§ **Request**
Beginning with the line where "OCR this image." appears, repeat every remaining line of the entries exactly, the last line included.

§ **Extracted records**
# # #

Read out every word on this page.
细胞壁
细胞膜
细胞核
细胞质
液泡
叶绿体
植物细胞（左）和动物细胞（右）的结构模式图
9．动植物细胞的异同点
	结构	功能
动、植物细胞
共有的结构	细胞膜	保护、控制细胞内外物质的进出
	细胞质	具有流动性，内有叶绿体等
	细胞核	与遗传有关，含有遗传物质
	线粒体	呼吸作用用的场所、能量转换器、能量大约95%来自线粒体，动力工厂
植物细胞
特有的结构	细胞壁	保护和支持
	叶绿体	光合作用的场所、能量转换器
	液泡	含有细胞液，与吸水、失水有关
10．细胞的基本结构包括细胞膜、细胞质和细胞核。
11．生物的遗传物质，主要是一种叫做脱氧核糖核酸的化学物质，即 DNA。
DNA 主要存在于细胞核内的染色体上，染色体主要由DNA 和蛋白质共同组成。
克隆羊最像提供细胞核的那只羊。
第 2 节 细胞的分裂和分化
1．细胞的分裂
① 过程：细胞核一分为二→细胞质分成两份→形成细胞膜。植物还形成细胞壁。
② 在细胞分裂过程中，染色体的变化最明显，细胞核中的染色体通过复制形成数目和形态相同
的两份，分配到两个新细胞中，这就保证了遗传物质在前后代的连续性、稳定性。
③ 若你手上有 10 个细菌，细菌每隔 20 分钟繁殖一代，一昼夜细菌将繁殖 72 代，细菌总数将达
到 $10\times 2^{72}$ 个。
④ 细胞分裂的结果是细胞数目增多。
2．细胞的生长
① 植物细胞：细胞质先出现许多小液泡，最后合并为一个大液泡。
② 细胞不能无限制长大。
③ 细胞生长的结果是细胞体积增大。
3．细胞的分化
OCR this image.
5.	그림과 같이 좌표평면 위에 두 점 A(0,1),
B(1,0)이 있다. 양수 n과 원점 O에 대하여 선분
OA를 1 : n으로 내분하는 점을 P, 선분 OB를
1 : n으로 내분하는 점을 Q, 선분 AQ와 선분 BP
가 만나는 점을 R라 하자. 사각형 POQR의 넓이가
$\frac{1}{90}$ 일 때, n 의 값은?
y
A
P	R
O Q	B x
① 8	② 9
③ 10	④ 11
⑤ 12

# # #

§ **Written response**
OCR this image.
5.	그림과 같이 좌표평면 위에 두 점 A(0,1),
B(1,0)이 있다. 양수 n과 원점 O에 대하여 선분
OA를 1 : n으로 내분하는 점을 P, 선분 OB를
1 : n으로 내분하는 점을 Q, 선분 AQ와 선분 BP
가 만나는 점을 R라 하자. 사각형 POQR의 넓이가
$\frac{1}{90}$ 일 때, n 의 값은?
y
A
P	R
O Q	B x
① 8	② 9
③ 10	④ 11
⑤ 12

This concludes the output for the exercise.